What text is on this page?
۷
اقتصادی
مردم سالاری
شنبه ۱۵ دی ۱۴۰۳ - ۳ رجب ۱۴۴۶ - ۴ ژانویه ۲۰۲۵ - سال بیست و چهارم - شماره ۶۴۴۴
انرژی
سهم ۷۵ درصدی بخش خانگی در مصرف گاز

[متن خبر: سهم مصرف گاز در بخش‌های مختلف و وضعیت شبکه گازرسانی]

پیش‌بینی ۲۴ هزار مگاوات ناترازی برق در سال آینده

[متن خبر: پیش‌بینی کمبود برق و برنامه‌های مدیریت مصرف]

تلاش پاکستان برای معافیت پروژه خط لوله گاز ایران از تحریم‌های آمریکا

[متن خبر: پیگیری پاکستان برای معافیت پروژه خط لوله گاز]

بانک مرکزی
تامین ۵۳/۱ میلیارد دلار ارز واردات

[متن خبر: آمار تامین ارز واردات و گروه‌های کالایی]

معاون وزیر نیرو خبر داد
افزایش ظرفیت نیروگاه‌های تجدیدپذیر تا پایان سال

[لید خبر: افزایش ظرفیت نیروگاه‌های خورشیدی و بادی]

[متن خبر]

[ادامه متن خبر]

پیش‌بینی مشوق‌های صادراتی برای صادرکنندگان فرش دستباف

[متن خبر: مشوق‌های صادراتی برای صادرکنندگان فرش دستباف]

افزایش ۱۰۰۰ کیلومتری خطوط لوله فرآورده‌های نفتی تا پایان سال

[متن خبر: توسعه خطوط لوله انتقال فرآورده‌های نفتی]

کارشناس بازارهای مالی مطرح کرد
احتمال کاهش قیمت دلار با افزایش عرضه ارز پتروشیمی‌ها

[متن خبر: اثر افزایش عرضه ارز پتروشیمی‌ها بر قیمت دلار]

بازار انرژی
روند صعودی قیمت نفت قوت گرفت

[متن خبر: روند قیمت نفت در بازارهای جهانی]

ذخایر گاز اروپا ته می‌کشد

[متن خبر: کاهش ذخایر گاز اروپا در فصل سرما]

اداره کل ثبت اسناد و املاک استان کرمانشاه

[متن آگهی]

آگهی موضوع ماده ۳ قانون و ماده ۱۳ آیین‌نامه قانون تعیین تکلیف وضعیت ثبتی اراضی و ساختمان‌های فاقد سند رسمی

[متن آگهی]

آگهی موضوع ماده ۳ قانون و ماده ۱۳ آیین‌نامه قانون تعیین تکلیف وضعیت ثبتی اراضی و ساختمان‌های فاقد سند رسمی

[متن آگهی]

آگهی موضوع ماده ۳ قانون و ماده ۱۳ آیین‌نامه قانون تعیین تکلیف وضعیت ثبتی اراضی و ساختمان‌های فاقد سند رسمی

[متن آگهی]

────

Instructions for the task: Write the listing out again, exactly as it reads.

Completed task:
What text is on this page?
۷
اقتصادی
مردم سالاری
شنبه ۱۵ دی ۱۴۰۳ - ۳ رجب ۱۴۴۶ - ۴ ژانویه ۲۰۲۵ - سال بیست و چهارم - شماره ۶۴۴۴
انرژی
سهم ۷۵ درصدی بخش خانگی در مصرف گاز

[متن خبر: سهم مصرف گاز در بخش‌های مختلف و وضعیت شبکه گازرسانی]

پیش‌بینی ۲۴ هزار مگاوات ناترازی برق در سال آینده

[متن خبر: پیش‌بینی کمبود برق و برنامه‌های مدیریت مصرف]

تلاش پاکستان برای معافیت پروژه خط لوله گاز ایران از تحریم‌های آمریکا

[متن خبر: پیگیری پاکستان برای معافیت پروژه خط لوله گاز]

بانک مرکزی
تامین ۵۳/۱ میلیارد دلار ارز واردات

[متن خبر: آمار تامین ارز واردات و گروه‌های کالایی]

معاون وزیر نیرو خبر داد
افزایش ظرفیت نیروگاه‌های تجدیدپذیر تا پایان سال

[لید خبر: افزایش ظرفیت نیروگاه‌های خورشیدی و بادی]

[متن خبر]

[ادامه متن خبر]

پیش‌بینی مشوق‌های صادراتی برای صادرکنندگان فرش دستباف

[متن خبر: مشوق‌های صادراتی برای صادرکنندگان فرش دستباف]

افزایش ۱۰۰۰ کیلومتری خطوط لوله فرآورده‌های نفتی تا پایان سال

[متن خبر: توسعه خطوط لوله انتقال فرآورده‌های نفتی]

کارشناس بازارهای مالی مطرح کرد
احتمال کاهش قیمت دلار با افزایش عرضه ارز پتروشیمی‌ها

[متن خبر: اثر افزایش عرضه ارز پتروشیمی‌ها بر قیمت دلار]

بازار انرژی
روند صعودی قیمت نفت قوت گرفت

[متن خبر: روند قیمت نفت در بازارهای جهانی]

ذخایر گاز اروپا ته می‌کشد

[متن خبر: کاهش ذخایر گاز اروپا در فصل سرما]

اداره کل ثبت اسناد و املاک استان کرمانشاه

[متن آگهی]

آگهی موضوع ماده ۳ قانون و ماده ۱۳ آیین‌نامه قانون تعیین تکلیف وضعیت ثبتی اراضی و ساختمان‌های فاقد سند رسمی

[متن آگهی]

آگهی موضوع ماده ۳ قانون و ماده ۱۳ آیین‌نامه قانون تعیین تکلیف وضعیت ثبتی اراضی و ساختمان‌های فاقد سند رسمی

[متن آگهی]

آگهی موضوع ماده ۳ قانون و ماده ۱۳ آیین‌نامه قانون تعیین تکلیف وضعیت ثبتی اراضی و ساختمان‌های فاقد سند رسمی

[متن آگهی]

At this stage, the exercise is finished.